Extracts from a graphics dataset:
# # #
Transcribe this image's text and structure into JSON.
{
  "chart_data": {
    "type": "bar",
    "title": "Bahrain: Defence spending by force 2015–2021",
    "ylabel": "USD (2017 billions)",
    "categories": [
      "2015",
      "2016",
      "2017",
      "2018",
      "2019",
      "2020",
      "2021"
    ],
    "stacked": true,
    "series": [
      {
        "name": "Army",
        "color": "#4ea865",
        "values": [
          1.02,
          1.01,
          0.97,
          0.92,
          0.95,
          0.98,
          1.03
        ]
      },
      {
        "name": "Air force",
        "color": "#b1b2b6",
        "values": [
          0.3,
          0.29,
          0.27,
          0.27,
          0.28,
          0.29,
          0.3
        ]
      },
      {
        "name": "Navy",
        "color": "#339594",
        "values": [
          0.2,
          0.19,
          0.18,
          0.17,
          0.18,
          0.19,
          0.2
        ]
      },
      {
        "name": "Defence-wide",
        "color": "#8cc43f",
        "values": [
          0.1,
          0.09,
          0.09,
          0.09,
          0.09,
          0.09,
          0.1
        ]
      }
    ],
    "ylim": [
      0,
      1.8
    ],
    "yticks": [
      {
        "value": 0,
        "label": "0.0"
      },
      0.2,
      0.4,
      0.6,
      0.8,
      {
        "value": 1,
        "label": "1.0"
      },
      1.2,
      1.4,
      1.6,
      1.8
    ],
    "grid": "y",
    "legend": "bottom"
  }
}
# # #
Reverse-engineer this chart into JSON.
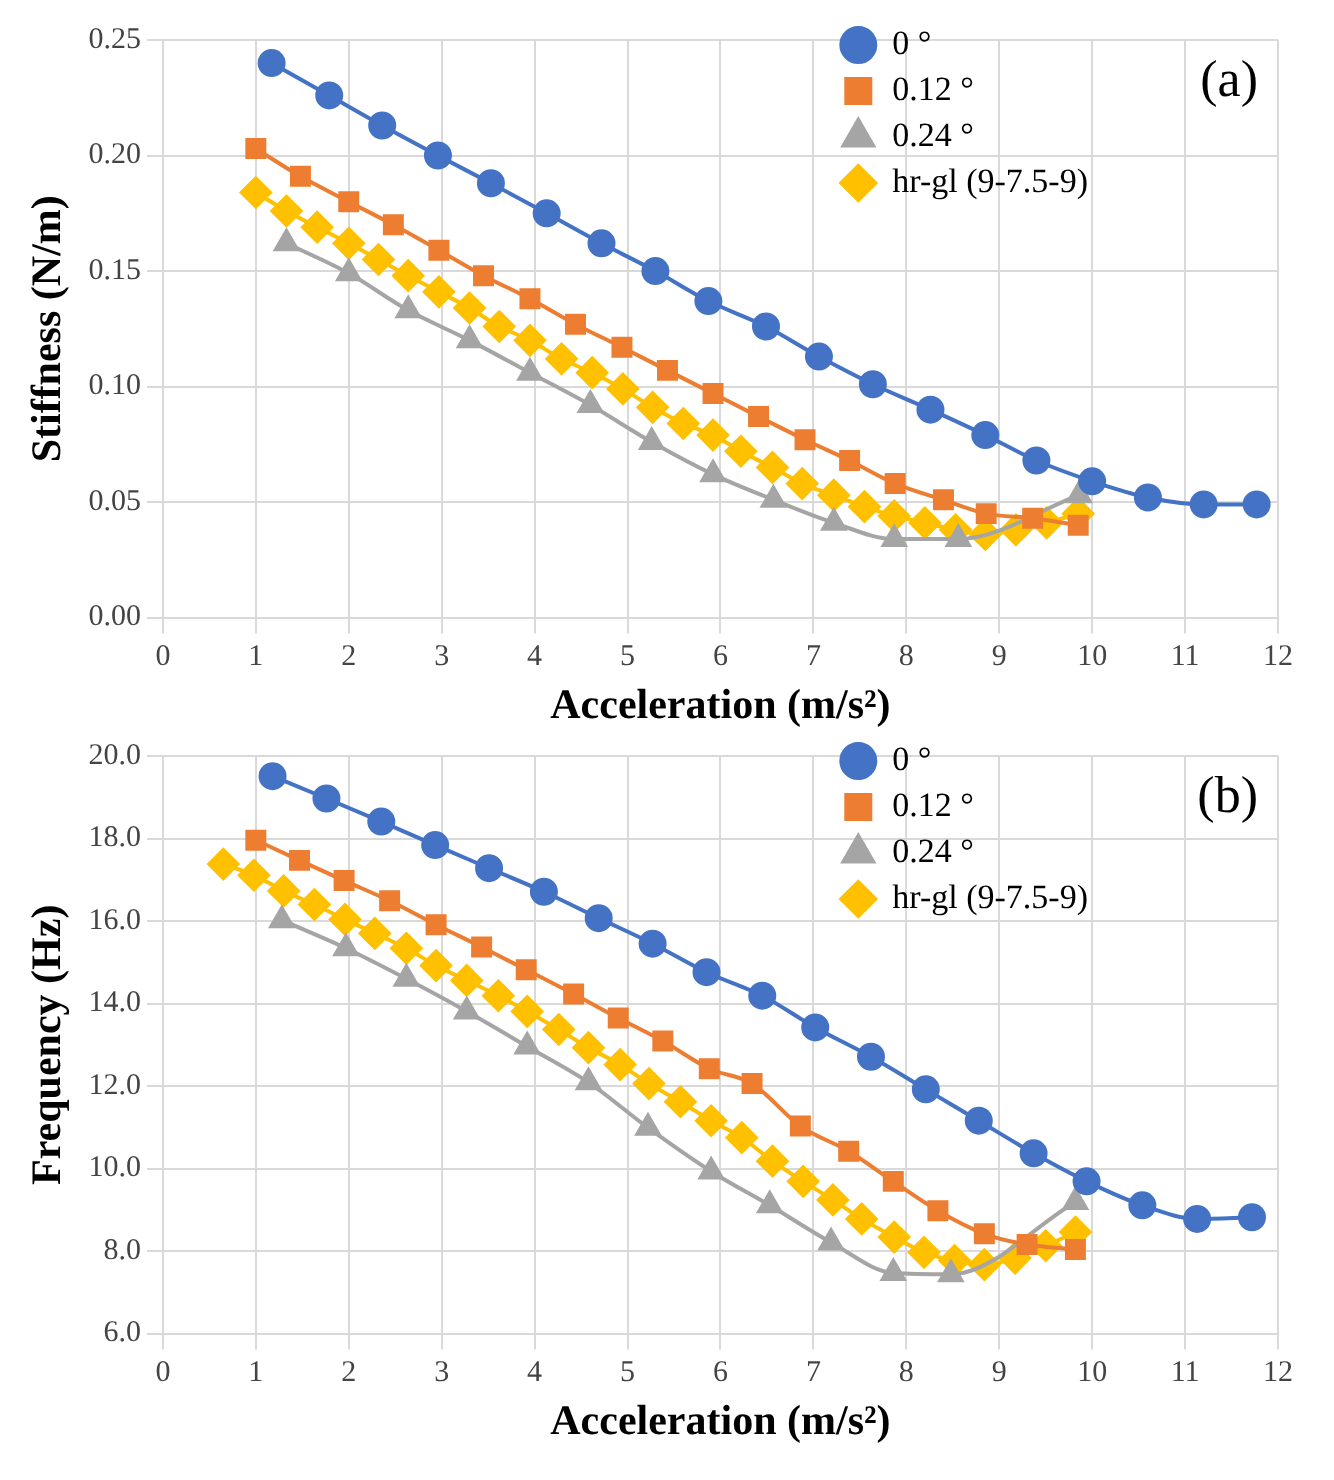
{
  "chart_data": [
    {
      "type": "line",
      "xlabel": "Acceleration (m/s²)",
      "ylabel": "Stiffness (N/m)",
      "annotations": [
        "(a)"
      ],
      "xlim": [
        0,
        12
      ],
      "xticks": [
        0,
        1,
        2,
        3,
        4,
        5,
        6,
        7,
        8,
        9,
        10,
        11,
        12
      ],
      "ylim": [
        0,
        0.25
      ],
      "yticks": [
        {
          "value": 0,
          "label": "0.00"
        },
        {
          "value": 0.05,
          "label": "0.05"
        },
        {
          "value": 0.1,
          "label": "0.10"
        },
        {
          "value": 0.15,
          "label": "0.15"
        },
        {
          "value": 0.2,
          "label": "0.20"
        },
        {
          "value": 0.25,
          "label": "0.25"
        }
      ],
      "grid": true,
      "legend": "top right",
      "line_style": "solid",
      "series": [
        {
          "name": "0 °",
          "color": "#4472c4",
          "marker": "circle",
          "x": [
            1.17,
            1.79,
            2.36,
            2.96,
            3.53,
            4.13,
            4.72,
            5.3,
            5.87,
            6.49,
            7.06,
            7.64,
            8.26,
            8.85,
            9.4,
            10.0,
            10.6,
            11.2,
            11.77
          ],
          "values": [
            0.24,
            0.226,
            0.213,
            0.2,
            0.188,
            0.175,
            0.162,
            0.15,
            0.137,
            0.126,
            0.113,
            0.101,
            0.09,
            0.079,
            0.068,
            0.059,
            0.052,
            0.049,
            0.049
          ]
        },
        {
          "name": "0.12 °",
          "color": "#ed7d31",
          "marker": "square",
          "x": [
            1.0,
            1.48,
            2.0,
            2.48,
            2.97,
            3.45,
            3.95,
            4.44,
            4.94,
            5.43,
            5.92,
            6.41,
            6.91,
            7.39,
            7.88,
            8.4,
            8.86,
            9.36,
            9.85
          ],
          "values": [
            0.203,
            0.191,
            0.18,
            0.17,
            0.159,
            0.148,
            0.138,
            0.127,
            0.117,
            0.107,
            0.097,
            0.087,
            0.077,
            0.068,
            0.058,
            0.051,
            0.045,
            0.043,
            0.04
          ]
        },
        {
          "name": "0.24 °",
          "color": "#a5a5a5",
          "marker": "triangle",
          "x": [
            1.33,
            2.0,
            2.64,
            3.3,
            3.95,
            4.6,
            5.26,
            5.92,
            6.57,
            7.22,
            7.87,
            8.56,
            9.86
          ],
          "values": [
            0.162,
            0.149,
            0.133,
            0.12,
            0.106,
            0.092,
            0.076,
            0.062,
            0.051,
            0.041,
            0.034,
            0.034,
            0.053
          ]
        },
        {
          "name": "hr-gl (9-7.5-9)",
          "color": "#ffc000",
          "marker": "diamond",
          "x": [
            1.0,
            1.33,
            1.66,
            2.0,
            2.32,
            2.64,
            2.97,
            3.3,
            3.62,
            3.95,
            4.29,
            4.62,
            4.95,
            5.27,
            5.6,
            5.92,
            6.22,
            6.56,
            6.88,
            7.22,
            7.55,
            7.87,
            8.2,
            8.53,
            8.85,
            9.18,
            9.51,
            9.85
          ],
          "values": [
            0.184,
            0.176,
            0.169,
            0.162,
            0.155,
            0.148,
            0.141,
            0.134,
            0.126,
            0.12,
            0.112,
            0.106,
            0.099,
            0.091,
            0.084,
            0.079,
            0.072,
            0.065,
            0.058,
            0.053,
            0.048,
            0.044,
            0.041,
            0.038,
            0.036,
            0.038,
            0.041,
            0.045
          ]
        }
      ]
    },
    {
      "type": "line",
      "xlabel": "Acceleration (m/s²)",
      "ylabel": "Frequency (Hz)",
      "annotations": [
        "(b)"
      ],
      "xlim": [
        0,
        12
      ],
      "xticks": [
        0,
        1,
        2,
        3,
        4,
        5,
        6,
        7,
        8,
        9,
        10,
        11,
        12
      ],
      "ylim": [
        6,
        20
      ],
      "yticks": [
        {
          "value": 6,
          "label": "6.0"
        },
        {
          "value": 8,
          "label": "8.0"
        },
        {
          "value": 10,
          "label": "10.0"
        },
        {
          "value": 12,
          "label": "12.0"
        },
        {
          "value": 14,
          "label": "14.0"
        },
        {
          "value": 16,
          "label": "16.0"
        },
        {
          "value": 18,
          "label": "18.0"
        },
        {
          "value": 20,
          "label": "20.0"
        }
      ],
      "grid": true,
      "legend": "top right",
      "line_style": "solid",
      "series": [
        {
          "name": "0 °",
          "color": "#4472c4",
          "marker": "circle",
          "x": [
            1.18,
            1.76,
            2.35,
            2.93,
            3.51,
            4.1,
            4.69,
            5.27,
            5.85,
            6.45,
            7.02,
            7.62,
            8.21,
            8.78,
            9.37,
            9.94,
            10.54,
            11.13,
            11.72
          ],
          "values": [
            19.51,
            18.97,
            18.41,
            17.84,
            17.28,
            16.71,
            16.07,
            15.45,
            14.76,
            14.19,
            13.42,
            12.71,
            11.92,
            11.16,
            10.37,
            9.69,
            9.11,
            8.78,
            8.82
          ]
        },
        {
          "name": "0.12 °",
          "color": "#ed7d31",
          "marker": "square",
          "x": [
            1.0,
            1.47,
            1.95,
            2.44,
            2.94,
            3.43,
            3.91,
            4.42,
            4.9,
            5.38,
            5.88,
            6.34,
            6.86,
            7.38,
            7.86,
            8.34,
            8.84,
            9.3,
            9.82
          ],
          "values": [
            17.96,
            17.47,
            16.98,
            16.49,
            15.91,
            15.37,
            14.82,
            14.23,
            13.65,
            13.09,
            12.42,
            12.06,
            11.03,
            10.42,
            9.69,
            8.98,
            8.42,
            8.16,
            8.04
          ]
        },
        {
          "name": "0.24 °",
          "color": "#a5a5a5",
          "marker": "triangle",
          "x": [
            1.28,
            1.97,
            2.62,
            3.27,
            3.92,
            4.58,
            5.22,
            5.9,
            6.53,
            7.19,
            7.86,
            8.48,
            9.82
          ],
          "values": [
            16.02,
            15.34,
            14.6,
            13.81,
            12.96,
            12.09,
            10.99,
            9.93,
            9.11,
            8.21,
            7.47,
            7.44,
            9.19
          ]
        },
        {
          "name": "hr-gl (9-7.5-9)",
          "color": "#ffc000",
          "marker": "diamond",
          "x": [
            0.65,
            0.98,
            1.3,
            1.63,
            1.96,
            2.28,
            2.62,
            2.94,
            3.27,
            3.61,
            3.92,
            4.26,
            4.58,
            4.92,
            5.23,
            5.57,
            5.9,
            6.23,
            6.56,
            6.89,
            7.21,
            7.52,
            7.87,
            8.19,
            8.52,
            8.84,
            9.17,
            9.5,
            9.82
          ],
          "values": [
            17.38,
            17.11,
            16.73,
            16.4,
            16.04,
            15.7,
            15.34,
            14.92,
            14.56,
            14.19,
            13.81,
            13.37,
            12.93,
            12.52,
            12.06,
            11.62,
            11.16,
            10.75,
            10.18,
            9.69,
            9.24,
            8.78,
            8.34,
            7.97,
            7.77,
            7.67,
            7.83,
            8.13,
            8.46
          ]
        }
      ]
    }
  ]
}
# # #
The problem:
In the records above, locate every line with the string "ylabel" and copy it.

Finished exercise:
    "ylabel": "USD (2017 billions)",
      "ylabel": "Stiffness (N/m)",
      "ylabel": "Frequency (Hz)",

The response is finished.